## Exercise aim
Report every line below that holds the word "from".

=====

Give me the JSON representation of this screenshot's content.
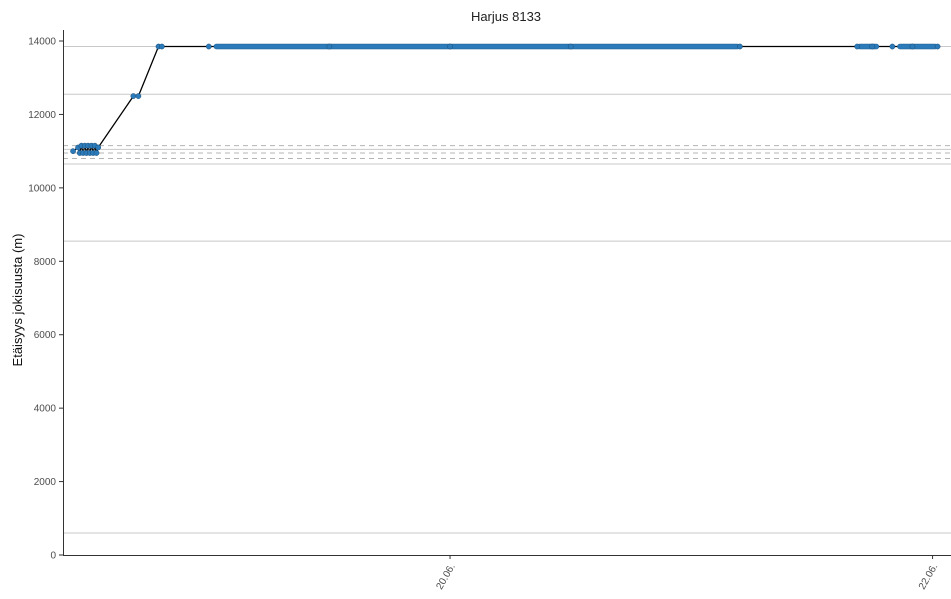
{
  "chart_data": {
    "type": "line",
    "title": "Harjus 8133",
    "xlabel": "",
    "ylabel": "Etäisyys jokisuusta (m)",
    "ylim": [
      0,
      14300
    ],
    "xlim": [
      "2022-06-18T09:30",
      "2022-06-22T01:50"
    ],
    "yticks": [
      0,
      2000,
      4000,
      6000,
      8000,
      10000,
      12000,
      14000
    ],
    "ytick_labels": [
      "0",
      "2000",
      "4000",
      "6000",
      "8000",
      "10000",
      "12000",
      "14000"
    ],
    "xticks": [
      {
        "label": "20.06.",
        "t": "2022-06-20T00:00"
      },
      {
        "label": "22.06.",
        "t": "2022-06-22T00:00"
      }
    ],
    "grid": false,
    "legend": "none",
    "reference_lines": {
      "solid": [
        600,
        8550,
        10650,
        11050,
        12550,
        13850
      ],
      "dashed": [
        10800,
        10950,
        11150
      ]
    },
    "series": [
      {
        "color": "#2b7bba",
        "line_color": "#000000",
        "points": [
          {
            "t": "2022-06-18T10:30",
            "y": 11000
          },
          {
            "t": "2022-06-18T11:00",
            "y": 11100
          },
          {
            "t": "2022-06-18T11:10",
            "y": 10950
          },
          {
            "t": "2022-06-18T11:20",
            "y": 11150
          },
          {
            "t": "2022-06-18T11:30",
            "y": 10950
          },
          {
            "t": "2022-06-18T11:40",
            "y": 11150
          },
          {
            "t": "2022-06-18T11:50",
            "y": 10950
          },
          {
            "t": "2022-06-18T12:00",
            "y": 11150
          },
          {
            "t": "2022-06-18T12:10",
            "y": 10950
          },
          {
            "t": "2022-06-18T12:20",
            "y": 11150
          },
          {
            "t": "2022-06-18T12:30",
            "y": 10950
          },
          {
            "t": "2022-06-18T12:40",
            "y": 11150
          },
          {
            "t": "2022-06-18T12:50",
            "y": 10950
          },
          {
            "t": "2022-06-18T13:00",
            "y": 11100
          },
          {
            "t": "2022-06-18T16:30",
            "y": 12500
          },
          {
            "t": "2022-06-18T17:00",
            "y": 12500
          },
          {
            "t": "2022-06-18T19:00",
            "y": 13850
          },
          {
            "t": "2022-06-18T19:20",
            "y": 13850
          },
          {
            "t": "2022-06-19T00:00",
            "y": 13850
          },
          {
            "t": "2022-06-19T12:00",
            "y": 13850
          },
          {
            "t": "2022-06-20T00:00",
            "y": 13850
          },
          {
            "t": "2022-06-20T12:00",
            "y": 13850
          },
          {
            "t": "2022-06-21T04:50",
            "y": 13850
          },
          {
            "t": "2022-06-21T16:30",
            "y": 13850
          },
          {
            "t": "2022-06-21T18:00",
            "y": 13850
          },
          {
            "t": "2022-06-21T20:00",
            "y": 13850
          },
          {
            "t": "2022-06-21T22:00",
            "y": 13850
          },
          {
            "t": "2022-06-22T00:30",
            "y": 13850
          }
        ],
        "dense_runs": [
          {
            "t_start": "2022-06-19T00:30",
            "t_end": "2022-06-21T04:50",
            "y": 13850
          },
          {
            "t_start": "2022-06-21T16:30",
            "t_end": "2022-06-21T18:40",
            "y": 13850
          },
          {
            "t_start": "2022-06-21T20:30",
            "t_end": "2022-06-22T00:30",
            "y": 13850
          }
        ]
      }
    ]
  }
}
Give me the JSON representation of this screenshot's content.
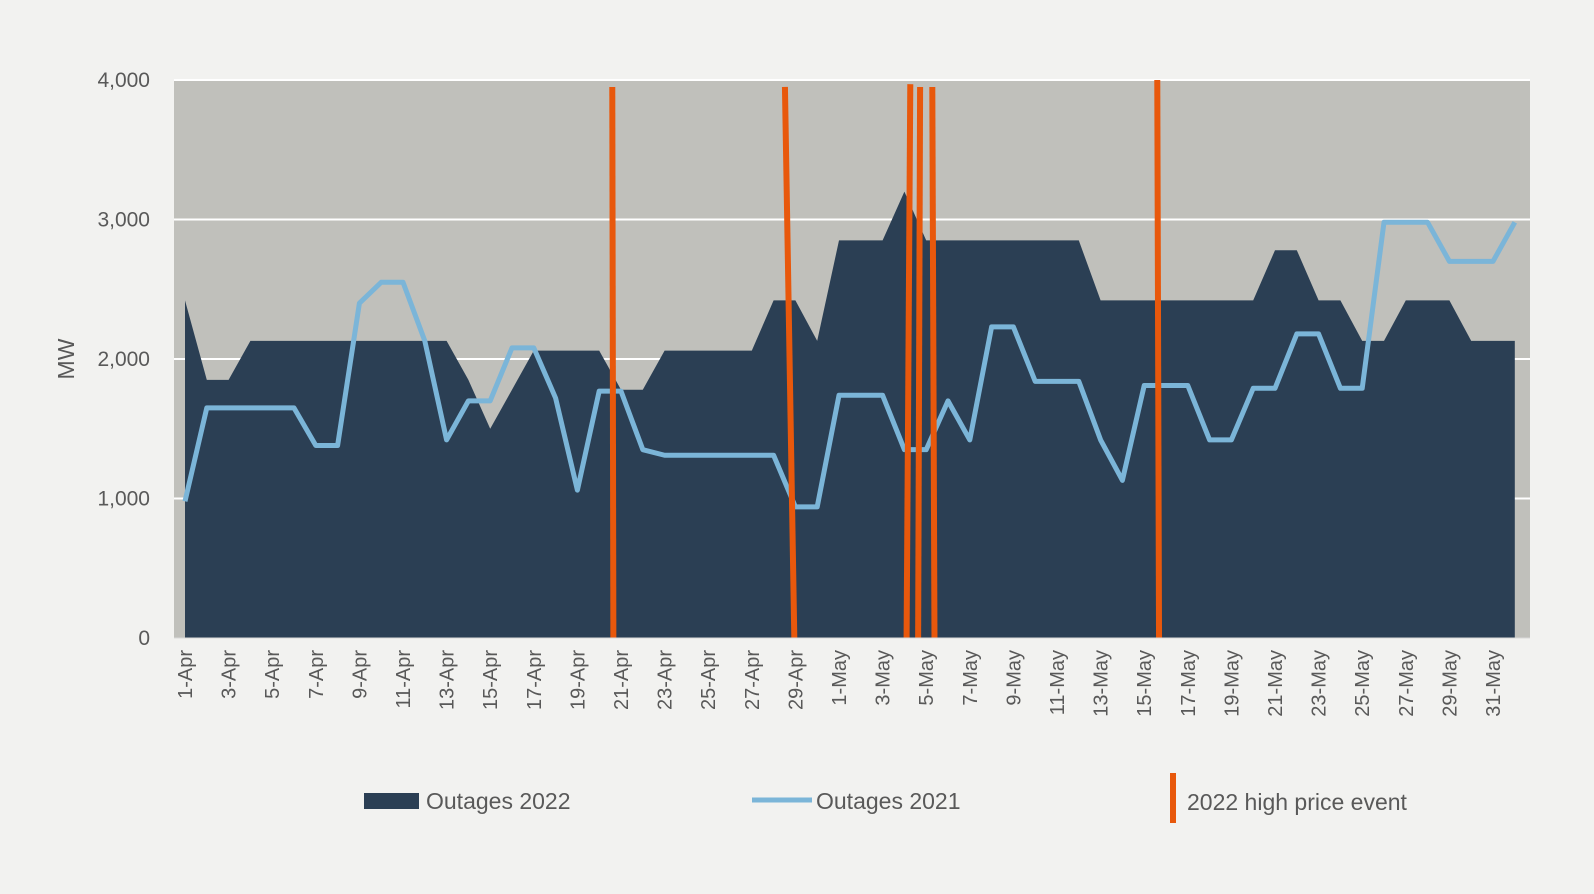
{
  "chart_data": {
    "type": "area",
    "title": "",
    "xlabel": "",
    "ylabel": "MW",
    "ylim": [
      0,
      4000
    ],
    "yticks": [
      0,
      1000,
      2000,
      3000,
      4000
    ],
    "ytick_labels": [
      "0",
      "1,000",
      "2,000",
      "3,000",
      "4,000"
    ],
    "grid": true,
    "legend": "bottom",
    "x": [
      "1-Apr",
      "2-Apr",
      "3-Apr",
      "4-Apr",
      "5-Apr",
      "6-Apr",
      "7-Apr",
      "8-Apr",
      "9-Apr",
      "10-Apr",
      "11-Apr",
      "12-Apr",
      "13-Apr",
      "14-Apr",
      "15-Apr",
      "16-Apr",
      "17-Apr",
      "18-Apr",
      "19-Apr",
      "20-Apr",
      "21-Apr",
      "22-Apr",
      "23-Apr",
      "24-Apr",
      "25-Apr",
      "26-Apr",
      "27-Apr",
      "28-Apr",
      "29-Apr",
      "30-Apr",
      "1-May",
      "2-May",
      "3-May",
      "4-May",
      "5-May",
      "6-May",
      "7-May",
      "8-May",
      "9-May",
      "10-May",
      "11-May",
      "12-May",
      "13-May",
      "14-May",
      "15-May",
      "16-May",
      "17-May",
      "18-May",
      "19-May",
      "20-May",
      "21-May",
      "22-May",
      "23-May",
      "24-May",
      "25-May",
      "26-May",
      "27-May",
      "28-May",
      "29-May",
      "30-May",
      "31-May",
      "1-Jun"
    ],
    "xtick_labels": [
      "1-Apr",
      "3-Apr",
      "5-Apr",
      "7-Apr",
      "9-Apr",
      "11-Apr",
      "13-Apr",
      "15-Apr",
      "17-Apr",
      "19-Apr",
      "21-Apr",
      "23-Apr",
      "25-Apr",
      "27-Apr",
      "29-Apr",
      "1-May",
      "3-May",
      "5-May",
      "7-May",
      "9-May",
      "11-May",
      "13-May",
      "15-May",
      "17-May",
      "19-May",
      "21-May",
      "23-May",
      "25-May",
      "27-May",
      "29-May",
      "31-May"
    ],
    "series": [
      {
        "name": "Outages 2022",
        "type": "area",
        "color": "#2b3f54",
        "values": [
          2420,
          1850,
          1850,
          2130,
          2130,
          2130,
          2130,
          2130,
          2130,
          2130,
          2130,
          2130,
          2130,
          1850,
          1500,
          1780,
          2060,
          2060,
          2060,
          2060,
          1780,
          1780,
          2060,
          2060,
          2060,
          2060,
          2060,
          2420,
          2420,
          2130,
          2850,
          2850,
          2850,
          3200,
          2850,
          2850,
          2850,
          2850,
          2850,
          2850,
          2850,
          2850,
          2420,
          2420,
          2420,
          2420,
          2420,
          2420,
          2420,
          2420,
          2780,
          2780,
          2420,
          2420,
          2130,
          2130,
          2420,
          2420,
          2420,
          2130,
          2130,
          2130
        ]
      },
      {
        "name": "Outages 2021",
        "type": "line",
        "color": "#7bb5d8",
        "values": [
          980,
          1650,
          1650,
          1650,
          1650,
          1650,
          1380,
          1380,
          2400,
          2550,
          2550,
          2130,
          1420,
          1700,
          1700,
          2080,
          2080,
          1720,
          1060,
          1770,
          1770,
          1350,
          1310,
          1310,
          1310,
          1310,
          1310,
          1310,
          940,
          940,
          1740,
          1740,
          1740,
          1350,
          1350,
          1700,
          1420,
          2230,
          2230,
          1840,
          1840,
          1840,
          1420,
          1130,
          1810,
          1810,
          1810,
          1420,
          1420,
          1790,
          1790,
          2180,
          2180,
          1790,
          1790,
          2980,
          2980,
          2980,
          2700,
          2700,
          2700,
          2980
        ]
      },
      {
        "name": "2022 high price event",
        "type": "event",
        "color": "#e8580c",
        "positions": [
          {
            "from": 19.6,
            "to": 19.65,
            "top": 3950
          },
          {
            "from": 27.52,
            "to": 27.95,
            "top": 3950
          },
          {
            "from": 33.27,
            "to": 33.1,
            "top": 3970
          },
          {
            "from": 33.72,
            "to": 33.63,
            "top": 3950
          },
          {
            "from": 34.28,
            "to": 34.38,
            "top": 3950
          },
          {
            "from": 44.6,
            "to": 44.68,
            "top": 4000
          }
        ]
      }
    ]
  }
}
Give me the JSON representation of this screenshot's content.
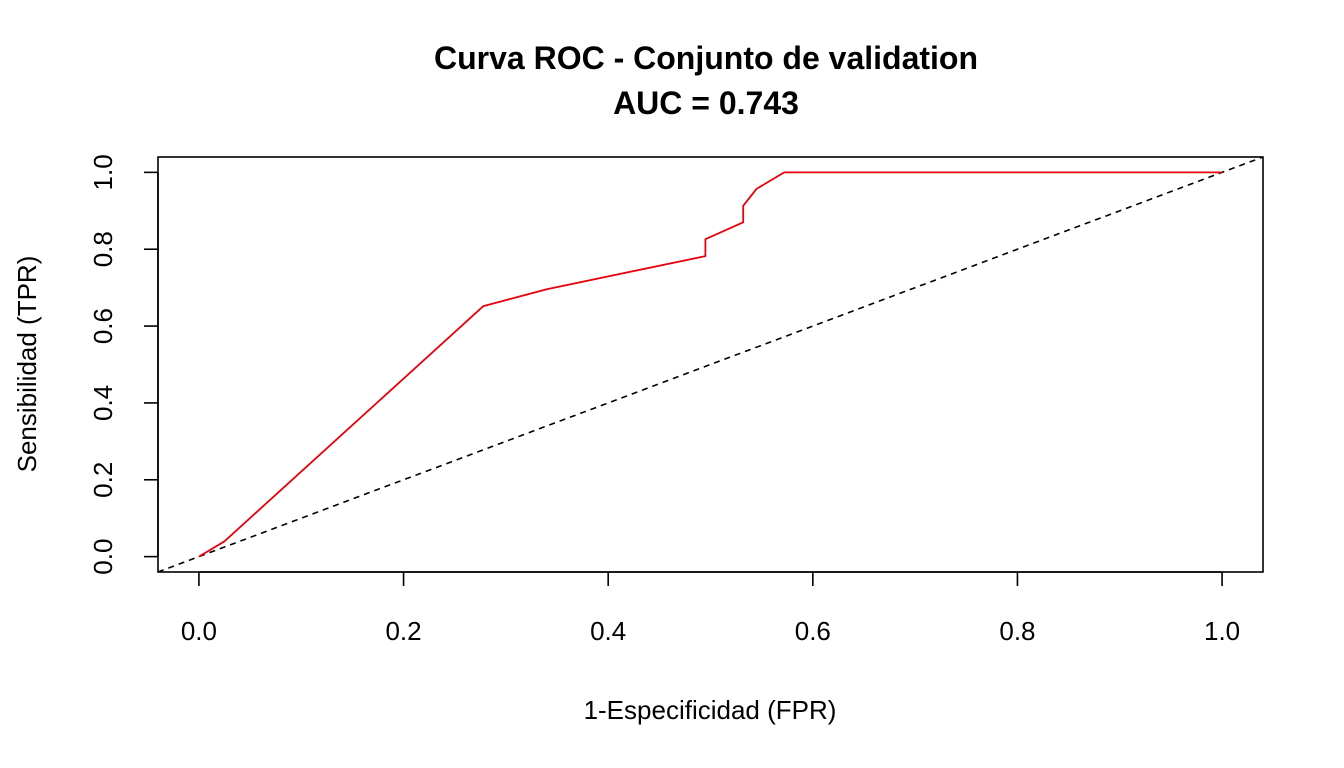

=====

## Answer to this task
            "from": 19.6,
            "from": 27.52,
            "from": 33.27,
            "from": 33.72,
            "from": 34.28,
            "from": 44.6,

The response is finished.